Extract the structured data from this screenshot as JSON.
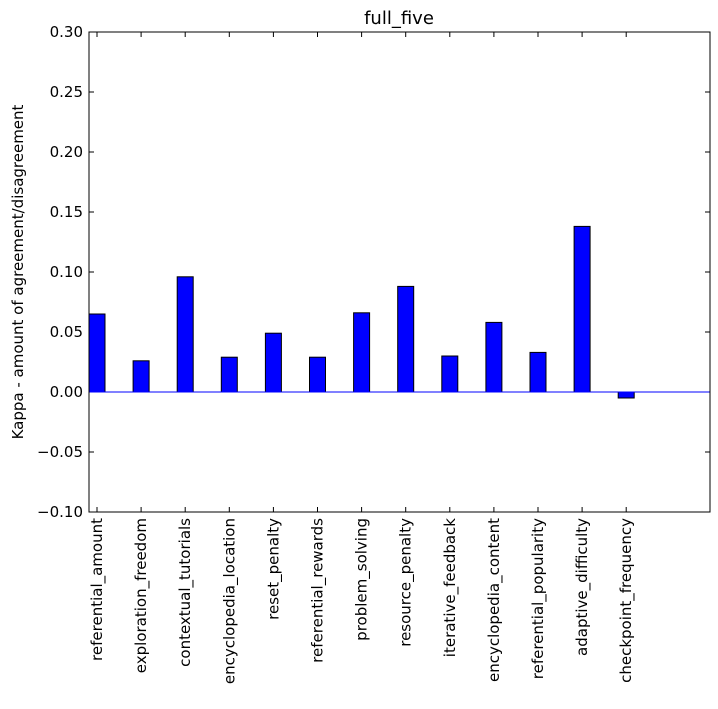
{
  "chart_data": {
    "type": "bar",
    "title": "full_five",
    "xlabel": "",
    "ylabel": "Kappa - amount of agreement/disagreement",
    "ylim": [
      -0.1,
      0.3
    ],
    "yticks": [
      "−0.10",
      "−0.05",
      "0.00",
      "0.05",
      "0.10",
      "0.15",
      "0.20",
      "0.25",
      "0.30"
    ],
    "ytick_values": [
      -0.1,
      -0.05,
      0.0,
      0.05,
      0.1,
      0.15,
      0.2,
      0.25,
      0.3
    ],
    "grid": false,
    "bar_color": "#0000ff",
    "zero_line_color": "#0000ff",
    "categories": [
      "referential_amount",
      "exploration_freedom",
      "contextual_tutorials",
      "encyclopedia_location",
      "reset_penalty",
      "referential_rewards",
      "problem_solving",
      "resource_penalty",
      "iterative_feedback",
      "encyclopedia_content",
      "referential_popularity",
      "adaptive_difficulty",
      "checkpoint_frequency"
    ],
    "values": [
      0.065,
      0.026,
      0.096,
      0.029,
      0.049,
      0.029,
      0.066,
      0.088,
      0.03,
      0.058,
      0.033,
      0.138,
      -0.005
    ]
  }
}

WHAT TO PRODUCE |
Transcribe the records above exactly, omitting every picture they contain.

FINAL RESULT |
Extract the structured data from this screenshot as JSON.
{
  "chart_data": {
    "type": "bar",
    "title": "full_five",
    "xlabel": "",
    "ylabel": "Kappa - amount of agreement/disagreement",
    "ylim": [
      -0.1,
      0.3
    ],
    "yticks": [
      "−0.10",
      "−0.05",
      "0.00",
      "0.05",
      "0.10",
      "0.15",
      "0.20",
      "0.25",
      "0.30"
    ],
    "ytick_values": [
      -0.1,
      -0.05,
      0.0,
      0.05,
      0.1,
      0.15,
      0.2,
      0.25,
      0.3
    ],
    "grid": false,
    "bar_color": "#0000ff",
    "zero_line_color": "#0000ff",
    "categories": [
      "referential_amount",
      "exploration_freedom",
      "contextual_tutorials",
      "encyclopedia_location",
      "reset_penalty",
      "referential_rewards",
      "problem_solving",
      "resource_penalty",
      "iterative_feedback",
      "encyclopedia_content",
      "referential_popularity",
      "adaptive_difficulty",
      "checkpoint_frequency"
    ],
    "values": [
      0.065,
      0.026,
      0.096,
      0.029,
      0.049,
      0.029,
      0.066,
      0.088,
      0.03,
      0.058,
      0.033,
      0.138,
      -0.005
    ]
  }
}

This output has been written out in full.